**Short problem:** Records follow. Copy every line with "Open".
— START OF Provided records —
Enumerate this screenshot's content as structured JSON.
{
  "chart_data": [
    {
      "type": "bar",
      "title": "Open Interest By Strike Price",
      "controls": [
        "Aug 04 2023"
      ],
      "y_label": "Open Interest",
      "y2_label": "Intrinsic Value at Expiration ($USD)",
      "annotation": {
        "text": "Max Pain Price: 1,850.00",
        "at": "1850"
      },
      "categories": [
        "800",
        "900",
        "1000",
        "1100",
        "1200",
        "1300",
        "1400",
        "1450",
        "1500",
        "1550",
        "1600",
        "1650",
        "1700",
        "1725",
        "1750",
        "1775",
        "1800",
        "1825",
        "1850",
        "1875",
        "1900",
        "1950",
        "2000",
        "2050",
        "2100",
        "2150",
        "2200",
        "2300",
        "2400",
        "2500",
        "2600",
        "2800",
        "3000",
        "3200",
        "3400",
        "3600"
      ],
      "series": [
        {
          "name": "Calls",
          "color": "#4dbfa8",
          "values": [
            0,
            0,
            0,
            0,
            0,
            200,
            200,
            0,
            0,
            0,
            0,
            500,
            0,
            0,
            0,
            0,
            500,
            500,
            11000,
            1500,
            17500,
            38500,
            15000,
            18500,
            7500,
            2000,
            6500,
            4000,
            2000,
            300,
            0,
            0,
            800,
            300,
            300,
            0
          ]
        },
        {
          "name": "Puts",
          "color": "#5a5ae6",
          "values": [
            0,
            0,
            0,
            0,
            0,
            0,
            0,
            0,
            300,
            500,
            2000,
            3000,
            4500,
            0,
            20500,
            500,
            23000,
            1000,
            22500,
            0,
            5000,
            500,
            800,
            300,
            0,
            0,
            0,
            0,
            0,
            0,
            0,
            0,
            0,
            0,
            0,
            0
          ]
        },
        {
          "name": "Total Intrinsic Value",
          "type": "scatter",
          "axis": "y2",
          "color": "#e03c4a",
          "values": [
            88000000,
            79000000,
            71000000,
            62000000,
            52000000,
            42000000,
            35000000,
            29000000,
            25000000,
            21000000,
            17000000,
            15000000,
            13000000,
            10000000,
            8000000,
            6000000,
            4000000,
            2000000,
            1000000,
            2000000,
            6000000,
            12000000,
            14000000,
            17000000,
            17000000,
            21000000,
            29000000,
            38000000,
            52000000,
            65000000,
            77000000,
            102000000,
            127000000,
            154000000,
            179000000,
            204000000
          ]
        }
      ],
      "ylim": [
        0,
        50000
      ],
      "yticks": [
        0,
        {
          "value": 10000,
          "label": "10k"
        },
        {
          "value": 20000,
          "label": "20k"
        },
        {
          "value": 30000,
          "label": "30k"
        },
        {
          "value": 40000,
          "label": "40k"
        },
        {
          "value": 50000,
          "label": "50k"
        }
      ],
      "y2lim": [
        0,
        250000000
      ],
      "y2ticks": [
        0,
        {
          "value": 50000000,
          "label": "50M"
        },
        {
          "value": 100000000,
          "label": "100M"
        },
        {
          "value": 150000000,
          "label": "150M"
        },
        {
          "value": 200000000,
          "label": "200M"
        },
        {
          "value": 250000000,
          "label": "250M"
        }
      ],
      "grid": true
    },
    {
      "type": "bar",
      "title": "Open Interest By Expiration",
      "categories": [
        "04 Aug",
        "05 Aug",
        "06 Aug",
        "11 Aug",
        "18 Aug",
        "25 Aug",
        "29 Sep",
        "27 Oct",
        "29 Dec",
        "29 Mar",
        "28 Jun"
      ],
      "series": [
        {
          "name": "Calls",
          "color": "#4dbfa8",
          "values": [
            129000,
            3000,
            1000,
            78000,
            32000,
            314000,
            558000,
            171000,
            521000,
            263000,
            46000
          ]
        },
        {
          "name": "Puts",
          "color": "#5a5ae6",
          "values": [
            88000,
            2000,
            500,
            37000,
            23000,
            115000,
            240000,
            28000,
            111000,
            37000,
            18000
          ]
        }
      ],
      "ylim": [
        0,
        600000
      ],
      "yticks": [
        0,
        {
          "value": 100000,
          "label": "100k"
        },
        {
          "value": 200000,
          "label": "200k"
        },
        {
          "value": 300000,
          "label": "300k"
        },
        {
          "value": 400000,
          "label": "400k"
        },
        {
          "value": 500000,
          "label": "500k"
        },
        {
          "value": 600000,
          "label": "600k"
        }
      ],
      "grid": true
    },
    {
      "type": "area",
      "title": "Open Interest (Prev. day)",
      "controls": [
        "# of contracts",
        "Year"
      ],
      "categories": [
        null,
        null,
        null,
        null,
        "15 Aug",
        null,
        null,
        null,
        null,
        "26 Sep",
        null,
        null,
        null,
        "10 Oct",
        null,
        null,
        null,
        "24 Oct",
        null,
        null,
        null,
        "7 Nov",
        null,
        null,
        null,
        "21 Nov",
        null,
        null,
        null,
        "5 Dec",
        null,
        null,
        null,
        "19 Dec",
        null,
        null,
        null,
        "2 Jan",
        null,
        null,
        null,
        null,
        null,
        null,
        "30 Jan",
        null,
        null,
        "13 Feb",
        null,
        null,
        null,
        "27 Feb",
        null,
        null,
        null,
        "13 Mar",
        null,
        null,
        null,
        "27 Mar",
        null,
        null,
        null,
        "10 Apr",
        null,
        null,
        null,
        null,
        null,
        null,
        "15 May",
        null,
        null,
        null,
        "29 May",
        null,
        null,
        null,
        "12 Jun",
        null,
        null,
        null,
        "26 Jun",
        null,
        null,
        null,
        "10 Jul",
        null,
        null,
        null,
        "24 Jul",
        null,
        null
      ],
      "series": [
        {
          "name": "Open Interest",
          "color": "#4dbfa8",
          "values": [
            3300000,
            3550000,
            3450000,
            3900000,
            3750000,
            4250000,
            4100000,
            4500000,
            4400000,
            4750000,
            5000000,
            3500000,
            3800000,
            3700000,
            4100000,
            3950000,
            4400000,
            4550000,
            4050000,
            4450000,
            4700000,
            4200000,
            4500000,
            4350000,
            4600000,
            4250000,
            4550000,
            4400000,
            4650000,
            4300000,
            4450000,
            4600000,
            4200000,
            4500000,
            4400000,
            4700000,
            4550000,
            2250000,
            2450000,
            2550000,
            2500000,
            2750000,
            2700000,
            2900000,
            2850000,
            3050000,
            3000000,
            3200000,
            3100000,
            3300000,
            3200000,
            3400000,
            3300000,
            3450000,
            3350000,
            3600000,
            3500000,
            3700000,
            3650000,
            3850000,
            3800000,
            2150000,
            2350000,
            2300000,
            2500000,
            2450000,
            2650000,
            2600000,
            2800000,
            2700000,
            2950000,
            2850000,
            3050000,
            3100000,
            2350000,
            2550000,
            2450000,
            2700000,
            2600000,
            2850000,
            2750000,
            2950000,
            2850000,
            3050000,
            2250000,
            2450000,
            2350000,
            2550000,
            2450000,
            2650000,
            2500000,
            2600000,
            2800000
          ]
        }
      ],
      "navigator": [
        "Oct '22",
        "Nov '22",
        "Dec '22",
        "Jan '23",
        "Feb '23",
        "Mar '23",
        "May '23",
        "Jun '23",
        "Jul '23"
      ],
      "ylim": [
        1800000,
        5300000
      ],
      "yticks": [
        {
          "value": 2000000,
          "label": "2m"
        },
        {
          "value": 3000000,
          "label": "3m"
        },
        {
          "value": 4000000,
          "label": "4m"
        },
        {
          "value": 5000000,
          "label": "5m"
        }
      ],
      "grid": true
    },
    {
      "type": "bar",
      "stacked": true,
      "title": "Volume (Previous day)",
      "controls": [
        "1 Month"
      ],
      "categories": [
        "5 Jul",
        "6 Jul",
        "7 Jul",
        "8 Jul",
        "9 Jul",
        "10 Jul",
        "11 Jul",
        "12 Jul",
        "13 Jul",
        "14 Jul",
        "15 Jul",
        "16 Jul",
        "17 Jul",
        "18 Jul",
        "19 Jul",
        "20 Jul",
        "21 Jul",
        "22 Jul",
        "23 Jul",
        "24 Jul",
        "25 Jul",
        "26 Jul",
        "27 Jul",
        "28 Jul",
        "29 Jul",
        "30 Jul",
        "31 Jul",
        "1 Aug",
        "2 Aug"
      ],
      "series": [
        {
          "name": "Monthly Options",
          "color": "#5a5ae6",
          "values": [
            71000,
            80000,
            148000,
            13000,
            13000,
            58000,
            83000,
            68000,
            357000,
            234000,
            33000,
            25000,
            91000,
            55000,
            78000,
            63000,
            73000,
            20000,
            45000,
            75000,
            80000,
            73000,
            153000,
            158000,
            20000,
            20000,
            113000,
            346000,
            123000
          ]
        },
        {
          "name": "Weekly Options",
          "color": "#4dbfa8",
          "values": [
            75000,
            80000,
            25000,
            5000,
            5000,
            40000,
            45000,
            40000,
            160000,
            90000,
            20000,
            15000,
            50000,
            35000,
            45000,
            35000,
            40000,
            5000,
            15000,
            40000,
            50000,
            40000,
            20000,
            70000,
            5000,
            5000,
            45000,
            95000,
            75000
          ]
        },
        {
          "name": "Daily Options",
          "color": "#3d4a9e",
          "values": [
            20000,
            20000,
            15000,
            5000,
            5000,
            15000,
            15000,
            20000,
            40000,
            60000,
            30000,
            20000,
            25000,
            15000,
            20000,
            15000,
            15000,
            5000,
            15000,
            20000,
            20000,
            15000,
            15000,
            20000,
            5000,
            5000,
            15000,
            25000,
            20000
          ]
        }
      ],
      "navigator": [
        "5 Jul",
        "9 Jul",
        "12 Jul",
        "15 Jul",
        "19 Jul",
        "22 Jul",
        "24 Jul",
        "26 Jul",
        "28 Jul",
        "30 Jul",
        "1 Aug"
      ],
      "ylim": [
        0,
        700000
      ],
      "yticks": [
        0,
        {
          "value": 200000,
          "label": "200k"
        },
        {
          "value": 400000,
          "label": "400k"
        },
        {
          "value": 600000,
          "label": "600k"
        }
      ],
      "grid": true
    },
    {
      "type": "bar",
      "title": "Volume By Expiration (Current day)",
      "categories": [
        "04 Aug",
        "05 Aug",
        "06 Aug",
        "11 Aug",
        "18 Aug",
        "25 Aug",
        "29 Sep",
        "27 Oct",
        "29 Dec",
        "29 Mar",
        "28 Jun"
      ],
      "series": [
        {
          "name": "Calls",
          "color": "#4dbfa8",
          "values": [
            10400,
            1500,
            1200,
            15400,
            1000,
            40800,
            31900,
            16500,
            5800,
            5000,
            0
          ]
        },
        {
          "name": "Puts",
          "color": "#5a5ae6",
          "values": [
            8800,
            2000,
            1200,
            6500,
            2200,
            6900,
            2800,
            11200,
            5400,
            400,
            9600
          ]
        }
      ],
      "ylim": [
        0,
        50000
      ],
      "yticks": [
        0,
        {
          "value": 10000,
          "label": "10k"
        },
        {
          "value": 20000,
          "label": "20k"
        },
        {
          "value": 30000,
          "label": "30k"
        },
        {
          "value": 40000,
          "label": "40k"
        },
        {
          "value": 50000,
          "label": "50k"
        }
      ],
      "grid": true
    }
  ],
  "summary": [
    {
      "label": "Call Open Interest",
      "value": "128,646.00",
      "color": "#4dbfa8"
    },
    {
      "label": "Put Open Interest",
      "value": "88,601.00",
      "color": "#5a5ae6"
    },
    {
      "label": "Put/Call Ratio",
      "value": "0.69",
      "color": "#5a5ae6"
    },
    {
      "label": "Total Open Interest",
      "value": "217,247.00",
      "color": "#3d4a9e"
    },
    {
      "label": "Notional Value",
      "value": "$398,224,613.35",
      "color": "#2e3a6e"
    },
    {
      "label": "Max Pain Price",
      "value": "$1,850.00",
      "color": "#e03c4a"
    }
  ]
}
— END OF Provided records —
**Solved exercise:**
      "title": "Open Interest By Strike Price",
      "y_label": "Open Interest",
      "title": "Open Interest By Expiration",
      "title": "Open Interest (Prev. day)",
          "name": "Open Interest",
      "label": "Call Open Interest",
      "label": "Put Open Interest",
      "label": "Total Open Interest",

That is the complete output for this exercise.